**Short exercise**
Would you quote the material below in full and unchanged?

**Dataset rows**
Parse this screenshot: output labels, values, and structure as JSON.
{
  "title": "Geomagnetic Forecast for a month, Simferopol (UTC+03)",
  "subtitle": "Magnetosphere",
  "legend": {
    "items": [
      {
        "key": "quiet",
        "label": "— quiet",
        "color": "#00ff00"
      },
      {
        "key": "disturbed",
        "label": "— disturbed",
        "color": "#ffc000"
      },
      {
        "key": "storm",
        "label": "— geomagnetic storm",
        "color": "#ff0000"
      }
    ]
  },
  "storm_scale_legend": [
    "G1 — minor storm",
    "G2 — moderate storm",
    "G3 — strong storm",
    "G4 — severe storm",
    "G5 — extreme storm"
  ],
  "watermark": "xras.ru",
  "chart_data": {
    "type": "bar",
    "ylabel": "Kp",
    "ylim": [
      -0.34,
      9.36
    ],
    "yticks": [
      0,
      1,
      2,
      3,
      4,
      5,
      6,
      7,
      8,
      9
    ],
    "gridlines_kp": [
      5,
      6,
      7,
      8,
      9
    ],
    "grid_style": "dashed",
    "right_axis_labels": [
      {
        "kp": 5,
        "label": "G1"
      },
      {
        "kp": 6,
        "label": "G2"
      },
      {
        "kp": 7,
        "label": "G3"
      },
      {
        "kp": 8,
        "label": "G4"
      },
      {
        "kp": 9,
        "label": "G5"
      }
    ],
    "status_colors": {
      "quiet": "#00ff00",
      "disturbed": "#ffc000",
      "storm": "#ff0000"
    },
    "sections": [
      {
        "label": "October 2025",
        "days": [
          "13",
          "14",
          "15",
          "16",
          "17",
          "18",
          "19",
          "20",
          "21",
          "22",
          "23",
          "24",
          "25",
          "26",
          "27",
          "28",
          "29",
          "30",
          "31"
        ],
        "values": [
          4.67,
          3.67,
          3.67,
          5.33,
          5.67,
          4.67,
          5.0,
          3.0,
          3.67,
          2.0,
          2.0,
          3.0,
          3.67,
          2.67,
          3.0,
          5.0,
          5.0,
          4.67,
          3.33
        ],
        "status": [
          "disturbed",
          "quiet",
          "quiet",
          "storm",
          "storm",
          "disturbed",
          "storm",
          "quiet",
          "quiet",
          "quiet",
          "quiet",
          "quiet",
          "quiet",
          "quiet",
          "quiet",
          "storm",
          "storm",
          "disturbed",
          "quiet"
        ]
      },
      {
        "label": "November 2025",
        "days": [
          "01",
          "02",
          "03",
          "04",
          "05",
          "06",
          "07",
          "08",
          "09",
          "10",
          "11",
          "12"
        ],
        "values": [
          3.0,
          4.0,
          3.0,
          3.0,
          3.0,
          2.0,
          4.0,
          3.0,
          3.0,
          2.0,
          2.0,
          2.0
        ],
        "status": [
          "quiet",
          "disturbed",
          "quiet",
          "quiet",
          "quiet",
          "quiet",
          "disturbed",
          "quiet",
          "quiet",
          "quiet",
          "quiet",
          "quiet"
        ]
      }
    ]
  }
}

**Output of the exercise**
Parse this screenshot: output labels, values, and structure as JSON.
{
  "title": "Geomagnetic Forecast for a month, Simferopol (UTC+03)",
  "subtitle": "Magnetosphere",
  "legend": {
    "items": [
      {
        "key": "quiet",
        "label": "— quiet",
        "color": "#00ff00"
      },
      {
        "key": "disturbed",
        "label": "— disturbed",
        "color": "#ffc000"
      },
      {
        "key": "storm",
        "label": "— geomagnetic storm",
        "color": "#ff0000"
      }
    ]
  },
  "storm_scale_legend": [
    "G1 — minor storm",
    "G2 — moderate storm",
    "G3 — strong storm",
    "G4 — severe storm",
    "G5 — extreme storm"
  ],
  "watermark": "xras.ru",
  "chart_data": {
    "type": "bar",
    "ylabel": "Kp",
    "ylim": [
      -0.34,
      9.36
    ],
    "yticks": [
      0,
      1,
      2,
      3,
      4,
      5,
      6,
      7,
      8,
      9
    ],
    "gridlines_kp": [
      5,
      6,
      7,
      8,
      9
    ],
    "grid_style": "dashed",
    "right_axis_labels": [
      {
        "kp": 5,
        "label": "G1"
      },
      {
        "kp": 6,
        "label": "G2"
      },
      {
        "kp": 7,
        "label": "G3"
      },
      {
        "kp": 8,
        "label": "G4"
      },
      {
        "kp": 9,
        "label": "G5"
      }
    ],
    "status_colors": {
      "quiet": "#00ff00",
      "disturbed": "#ffc000",
      "storm": "#ff0000"
    },
    "sections": [
      {
        "label": "October 2025",
        "days": [
          "13",
          "14",
          "15",
          "16",
          "17",
          "18",
          "19",
          "20",
          "21",
          "22",
          "23",
          "24",
          "25",
          "26",
          "27",
          "28",
          "29",
          "30",
          "31"
        ],
        "values": [
          4.67,
          3.67,
          3.67,
          5.33,
          5.67,
          4.67,
          5.0,
          3.0,
          3.67,
          2.0,
          2.0,
          3.0,
          3.67,
          2.67,
          3.0,
          5.0,
          5.0,
          4.67,
          3.33
        ],
        "status": [
          "disturbed",
          "quiet",
          "quiet",
          "storm",
          "storm",
          "disturbed",
          "storm",
          "quiet",
          "quiet",
          "quiet",
          "quiet",
          "quiet",
          "quiet",
          "quiet",
          "quiet",
          "storm",
          "storm",
          "disturbed",
          "quiet"
        ]
      },
      {
        "label": "November 2025",
        "days": [
          "01",
          "02",
          "03",
          "04",
          "05",
          "06",
          "07",
          "08",
          "09",
          "10",
          "11",
          "12"
        ],
        "values": [
          3.0,
          4.0,
          3.0,
          3.0,
          3.0,
          2.0,
          4.0,
          3.0,
          3.0,
          2.0,
          2.0,
          2.0
        ],
        "status": [
          "quiet",
          "disturbed",
          "quiet",
          "quiet",
          "quiet",
          "quiet",
          "disturbed",
          "quiet",
          "quiet",
          "quiet",
          "quiet",
          "quiet"
        ]
      }
    ]
  }
}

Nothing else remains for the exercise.